#### Given exercise:
Where a line of the listing below includes the word "text", reproduce that line.

#### Exercise data:
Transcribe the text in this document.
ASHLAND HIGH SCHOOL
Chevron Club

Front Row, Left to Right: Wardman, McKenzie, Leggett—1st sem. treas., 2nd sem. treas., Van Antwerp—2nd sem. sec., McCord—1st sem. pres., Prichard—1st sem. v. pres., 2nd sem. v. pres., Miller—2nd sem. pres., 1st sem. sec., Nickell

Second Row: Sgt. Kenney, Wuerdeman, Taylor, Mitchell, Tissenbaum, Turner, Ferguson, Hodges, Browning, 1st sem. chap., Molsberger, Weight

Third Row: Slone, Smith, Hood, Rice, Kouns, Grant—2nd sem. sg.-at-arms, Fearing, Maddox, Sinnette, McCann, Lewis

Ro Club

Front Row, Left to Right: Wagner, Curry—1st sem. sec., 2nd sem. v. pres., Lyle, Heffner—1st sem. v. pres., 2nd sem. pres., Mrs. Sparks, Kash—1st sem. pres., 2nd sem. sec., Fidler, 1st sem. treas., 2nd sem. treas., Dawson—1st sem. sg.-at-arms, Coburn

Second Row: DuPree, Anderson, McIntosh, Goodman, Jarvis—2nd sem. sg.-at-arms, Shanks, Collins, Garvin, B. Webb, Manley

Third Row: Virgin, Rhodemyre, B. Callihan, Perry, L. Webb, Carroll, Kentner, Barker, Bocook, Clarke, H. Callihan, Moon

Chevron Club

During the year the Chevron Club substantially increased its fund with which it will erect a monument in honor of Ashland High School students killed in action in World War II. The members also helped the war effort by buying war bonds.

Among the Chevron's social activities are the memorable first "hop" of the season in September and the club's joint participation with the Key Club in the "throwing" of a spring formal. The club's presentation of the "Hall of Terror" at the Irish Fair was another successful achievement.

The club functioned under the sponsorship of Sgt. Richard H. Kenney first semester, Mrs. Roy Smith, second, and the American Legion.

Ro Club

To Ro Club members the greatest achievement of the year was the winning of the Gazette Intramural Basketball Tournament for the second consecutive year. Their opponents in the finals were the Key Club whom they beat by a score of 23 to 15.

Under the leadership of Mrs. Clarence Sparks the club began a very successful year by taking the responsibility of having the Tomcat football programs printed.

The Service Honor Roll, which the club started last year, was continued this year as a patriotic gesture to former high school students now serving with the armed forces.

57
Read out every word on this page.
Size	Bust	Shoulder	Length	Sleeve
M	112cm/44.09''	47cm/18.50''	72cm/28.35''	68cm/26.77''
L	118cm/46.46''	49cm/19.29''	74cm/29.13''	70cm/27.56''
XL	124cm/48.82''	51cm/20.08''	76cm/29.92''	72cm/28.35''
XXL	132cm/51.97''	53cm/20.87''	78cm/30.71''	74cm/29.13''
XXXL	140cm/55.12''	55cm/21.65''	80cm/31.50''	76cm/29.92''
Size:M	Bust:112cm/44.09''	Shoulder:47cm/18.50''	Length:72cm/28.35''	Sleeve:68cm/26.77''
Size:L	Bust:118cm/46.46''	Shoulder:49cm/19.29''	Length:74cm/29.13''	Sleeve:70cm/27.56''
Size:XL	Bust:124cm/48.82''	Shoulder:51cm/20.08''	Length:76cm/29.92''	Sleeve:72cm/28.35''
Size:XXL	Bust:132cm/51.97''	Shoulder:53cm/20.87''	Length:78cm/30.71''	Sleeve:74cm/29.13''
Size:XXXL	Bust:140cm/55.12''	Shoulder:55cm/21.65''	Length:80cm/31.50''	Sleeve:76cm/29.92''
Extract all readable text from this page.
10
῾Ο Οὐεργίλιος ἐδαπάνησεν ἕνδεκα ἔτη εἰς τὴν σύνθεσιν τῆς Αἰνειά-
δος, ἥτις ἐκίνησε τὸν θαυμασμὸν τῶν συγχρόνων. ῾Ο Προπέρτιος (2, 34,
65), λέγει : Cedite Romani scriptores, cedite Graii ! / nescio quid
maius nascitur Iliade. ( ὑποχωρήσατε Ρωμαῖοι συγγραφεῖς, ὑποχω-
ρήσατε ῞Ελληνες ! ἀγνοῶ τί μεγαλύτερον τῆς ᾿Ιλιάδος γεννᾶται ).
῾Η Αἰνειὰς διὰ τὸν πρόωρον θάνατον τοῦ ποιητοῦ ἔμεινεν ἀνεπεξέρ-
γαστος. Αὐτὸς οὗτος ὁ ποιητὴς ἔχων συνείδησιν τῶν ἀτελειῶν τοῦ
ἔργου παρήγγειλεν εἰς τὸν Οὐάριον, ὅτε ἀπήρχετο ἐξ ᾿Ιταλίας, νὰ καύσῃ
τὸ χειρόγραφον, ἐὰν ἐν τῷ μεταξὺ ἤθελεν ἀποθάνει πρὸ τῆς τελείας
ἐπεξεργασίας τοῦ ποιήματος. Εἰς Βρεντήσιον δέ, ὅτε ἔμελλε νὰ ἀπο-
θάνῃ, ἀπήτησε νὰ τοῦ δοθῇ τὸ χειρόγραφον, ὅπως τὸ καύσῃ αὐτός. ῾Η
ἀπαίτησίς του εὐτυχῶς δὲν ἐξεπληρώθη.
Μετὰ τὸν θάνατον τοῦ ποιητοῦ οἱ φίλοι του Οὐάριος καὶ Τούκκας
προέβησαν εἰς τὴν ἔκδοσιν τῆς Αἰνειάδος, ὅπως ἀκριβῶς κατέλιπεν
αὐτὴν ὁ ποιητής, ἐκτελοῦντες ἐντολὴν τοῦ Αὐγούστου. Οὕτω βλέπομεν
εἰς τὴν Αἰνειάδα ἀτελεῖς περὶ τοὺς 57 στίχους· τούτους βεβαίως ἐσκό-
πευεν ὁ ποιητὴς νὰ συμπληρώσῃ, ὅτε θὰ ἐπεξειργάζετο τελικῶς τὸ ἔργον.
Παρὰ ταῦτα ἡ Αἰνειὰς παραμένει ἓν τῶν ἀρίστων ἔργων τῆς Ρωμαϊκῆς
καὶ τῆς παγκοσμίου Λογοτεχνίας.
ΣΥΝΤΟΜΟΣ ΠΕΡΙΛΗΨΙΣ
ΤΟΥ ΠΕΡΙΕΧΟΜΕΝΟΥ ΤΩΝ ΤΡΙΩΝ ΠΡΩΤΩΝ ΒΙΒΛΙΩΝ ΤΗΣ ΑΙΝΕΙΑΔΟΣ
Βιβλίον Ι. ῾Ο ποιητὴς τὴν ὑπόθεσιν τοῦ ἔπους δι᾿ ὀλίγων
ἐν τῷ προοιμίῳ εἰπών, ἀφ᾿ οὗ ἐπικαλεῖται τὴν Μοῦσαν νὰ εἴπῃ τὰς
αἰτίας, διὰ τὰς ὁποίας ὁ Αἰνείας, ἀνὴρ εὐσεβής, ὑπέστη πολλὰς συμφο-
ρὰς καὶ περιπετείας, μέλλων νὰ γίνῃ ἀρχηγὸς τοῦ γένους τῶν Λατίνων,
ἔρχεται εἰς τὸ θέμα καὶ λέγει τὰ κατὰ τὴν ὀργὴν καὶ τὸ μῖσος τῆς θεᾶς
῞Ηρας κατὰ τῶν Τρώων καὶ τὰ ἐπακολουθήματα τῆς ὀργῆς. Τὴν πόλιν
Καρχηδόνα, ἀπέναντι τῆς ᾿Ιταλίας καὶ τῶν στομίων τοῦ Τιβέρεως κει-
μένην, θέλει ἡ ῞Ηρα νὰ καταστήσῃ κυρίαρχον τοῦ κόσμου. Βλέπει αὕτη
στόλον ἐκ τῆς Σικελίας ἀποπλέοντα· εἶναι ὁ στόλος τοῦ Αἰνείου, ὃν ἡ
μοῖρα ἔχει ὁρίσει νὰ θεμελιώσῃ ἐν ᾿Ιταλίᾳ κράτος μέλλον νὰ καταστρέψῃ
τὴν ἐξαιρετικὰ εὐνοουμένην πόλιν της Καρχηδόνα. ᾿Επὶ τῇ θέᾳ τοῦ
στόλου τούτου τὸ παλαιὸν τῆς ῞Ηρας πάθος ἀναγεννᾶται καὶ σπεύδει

#### The completed task:
Transcribe the text in this document.
Extract all readable text from this page.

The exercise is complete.